» RECORDS TO USE:
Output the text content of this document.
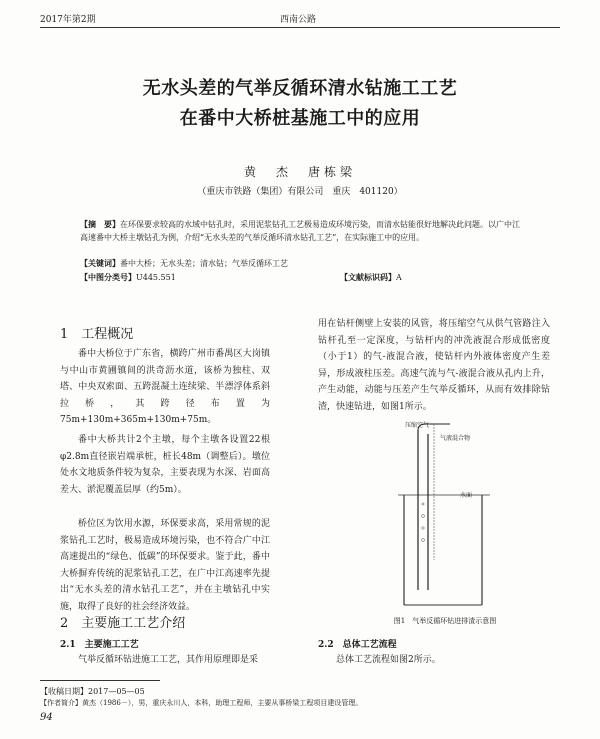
2017年第2期	西南公路
无水头差的气举反循环清水钻施工工艺
在番中大桥桩基施工中的应用
黄　杰　唐栋梁
（重庆市铁路（集团）有限公司　重庆　401120）
【摘　要】在环保要求较高的水域中钻孔时，采用泥浆钻孔工艺极易造成环境污染，而清水钻能很好地解决此问题。以广中江高速番中大桥主墩钻孔为例，介绍“无水头差的气举反循环清水钻孔工艺”，在实际施工中的应用。
【关键词】番中大桥；无水头差；清水钻；气举反循环工艺
【中图分类号】U445.551	【文献标识码】A
1　工程概况
番中大桥位于广东省，横跨广州市番禺区大岗镇与中山市黄圃镇间的洪奇沥水道，该桥为独柱、双塔、中央双索面、五跨混凝土连续梁、半漂浮体系斜拉桥，其跨径布置为75m+130m+365m+130m+75m。
番中大桥共计2个主墩，每个主墩各设置22根φ2.8m直径嵌岩端承桩，桩长48m（调整后）。墩位处水文地质条件较为复杂，主要表现为水深、岩面高差大、淤泥覆盖层厚（约5m）。
桥位区为饮用水源，环保要求高，采用常规的泥浆钻孔工艺时，极易造成环境污染，也不符合广中江高速提出的“绿色、低碳”的环保要求。鉴于此，番中大桥摒弃传统的泥浆钻孔工艺，在广中江高速率先提出“无水头差的清水钻孔工艺”，并在主墩钻孔中实施，取得了良好的社会经济效益。
2　主要施工工艺介绍
2.1　主要施工工艺
气举反循环钻进施工工艺，其作用原理即是采
用在钻杆侧壁上安装的风管，将压缩空气从供气管路注入钻杆孔至一定深度，与钻杆内的冲洗液混合形成低密度（小于1）的气-液混合液，使钻杆内外液体密度产生差异，形成液柱压差。高速气流与气-液混合液从孔内上升，产生动能，动能与压差产生气举反循环，从而有效排除钻渣，快速钻进，如图1所示。
压缩空气
气液混合物
水面
图1　气举反循环钻进排渣示意图
2.2　总体工艺流程
总体工艺流程如图2所示。
【收稿日期】2017—05—05
【作者简介】黄杰（1986－），男，重庆永川人，本科，助理工程师，主要从事桥梁工程项目建设管理。
94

» INSTRUCTIONS TO FOLLOW:
Copy each line of the records precisely and drop any images they hold.

» ANSWER TO THIS EXERCISE:
Output the text content of this document.
2017年第2期	西南公路
无水头差的气举反循环清水钻施工工艺
在番中大桥桩基施工中的应用
黄　杰　唐栋梁
（重庆市铁路（集团）有限公司　重庆　401120）
【摘　要】在环保要求较高的水域中钻孔时，采用泥浆钻孔工艺极易造成环境污染，而清水钻能很好地解决此问题。以广中江高速番中大桥主墩钻孔为例，介绍“无水头差的气举反循环清水钻孔工艺”，在实际施工中的应用。
【关键词】番中大桥；无水头差；清水钻；气举反循环工艺
【中图分类号】U445.551	【文献标识码】A
1　工程概况
番中大桥位于广东省，横跨广州市番禺区大岗镇与中山市黄圃镇间的洪奇沥水道，该桥为独柱、双塔、中央双索面、五跨混凝土连续梁、半漂浮体系斜拉桥，其跨径布置为75m+130m+365m+130m+75m。
番中大桥共计2个主墩，每个主墩各设置22根φ2.8m直径嵌岩端承桩，桩长48m（调整后）。墩位处水文地质条件较为复杂，主要表现为水深、岩面高差大、淤泥覆盖层厚（约5m）。
桥位区为饮用水源，环保要求高，采用常规的泥浆钻孔工艺时，极易造成环境污染，也不符合广中江高速提出的“绿色、低碳”的环保要求。鉴于此，番中大桥摒弃传统的泥浆钻孔工艺，在广中江高速率先提出“无水头差的清水钻孔工艺”，并在主墩钻孔中实施，取得了良好的社会经济效益。
2　主要施工工艺介绍
2.1　主要施工工艺
气举反循环钻进施工工艺，其作用原理即是采
用在钻杆侧壁上安装的风管，将压缩空气从供气管路注入钻杆孔至一定深度，与钻杆内的冲洗液混合形成低密度（小于1）的气-液混合液，使钻杆内外液体密度产生差异，形成液柱压差。高速气流与气-液混合液从孔内上升，产生动能，动能与压差产生气举反循环，从而有效排除钻渣，快速钻进，如图1所示。
压缩空气
气液混合物
水面
图1　气举反循环钻进排渣示意图
2.2　总体工艺流程
总体工艺流程如图2所示。
【收稿日期】2017—05—05
【作者简介】黄杰（1986－），男，重庆永川人，本科，助理工程师，主要从事桥梁工程项目建设管理。
94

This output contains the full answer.